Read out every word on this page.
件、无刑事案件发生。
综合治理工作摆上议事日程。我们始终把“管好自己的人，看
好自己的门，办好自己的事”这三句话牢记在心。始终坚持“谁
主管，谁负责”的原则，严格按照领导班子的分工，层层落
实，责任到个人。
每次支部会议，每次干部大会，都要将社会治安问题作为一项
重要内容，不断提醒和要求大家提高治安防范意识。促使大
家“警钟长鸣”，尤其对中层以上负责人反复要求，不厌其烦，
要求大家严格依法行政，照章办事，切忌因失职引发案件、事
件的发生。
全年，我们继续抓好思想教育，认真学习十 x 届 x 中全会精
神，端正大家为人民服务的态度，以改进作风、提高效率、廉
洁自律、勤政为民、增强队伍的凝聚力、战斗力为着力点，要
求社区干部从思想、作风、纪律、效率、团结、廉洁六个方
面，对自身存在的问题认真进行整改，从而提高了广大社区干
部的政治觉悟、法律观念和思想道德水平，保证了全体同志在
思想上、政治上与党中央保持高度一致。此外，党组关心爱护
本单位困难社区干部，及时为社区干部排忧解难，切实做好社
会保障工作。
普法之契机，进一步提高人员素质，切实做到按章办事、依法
- - - -
→ **Aim**:
Take the listing above and set it down exactly.

→ **The reply**:
Read out every word on this page.
件、无刑事案件发生。
综合治理工作摆上议事日程。我们始终把“管好自己的人，看
好自己的门，办好自己的事”这三句话牢记在心。始终坚持“谁
主管，谁负责”的原则，严格按照领导班子的分工，层层落
实，责任到个人。
每次支部会议，每次干部大会，都要将社会治安问题作为一项
重要内容，不断提醒和要求大家提高治安防范意识。促使大
家“警钟长鸣”，尤其对中层以上负责人反复要求，不厌其烦，
要求大家严格依法行政，照章办事，切忌因失职引发案件、事
件的发生。
全年，我们继续抓好思想教育，认真学习十 x 届 x 中全会精
神，端正大家为人民服务的态度，以改进作风、提高效率、廉
洁自律、勤政为民、增强队伍的凝聚力、战斗力为着力点，要
求社区干部从思想、作风、纪律、效率、团结、廉洁六个方
面，对自身存在的问题认真进行整改，从而提高了广大社区干
部的政治觉悟、法律观念和思想道德水平，保证了全体同志在
思想上、政治上与党中央保持高度一致。此外，党组关心爱护
本单位困难社区干部，及时为社区干部排忧解难，切实做好社
会保障工作。
普法之契机，进一步提高人员素质，切实做到按章办事、依法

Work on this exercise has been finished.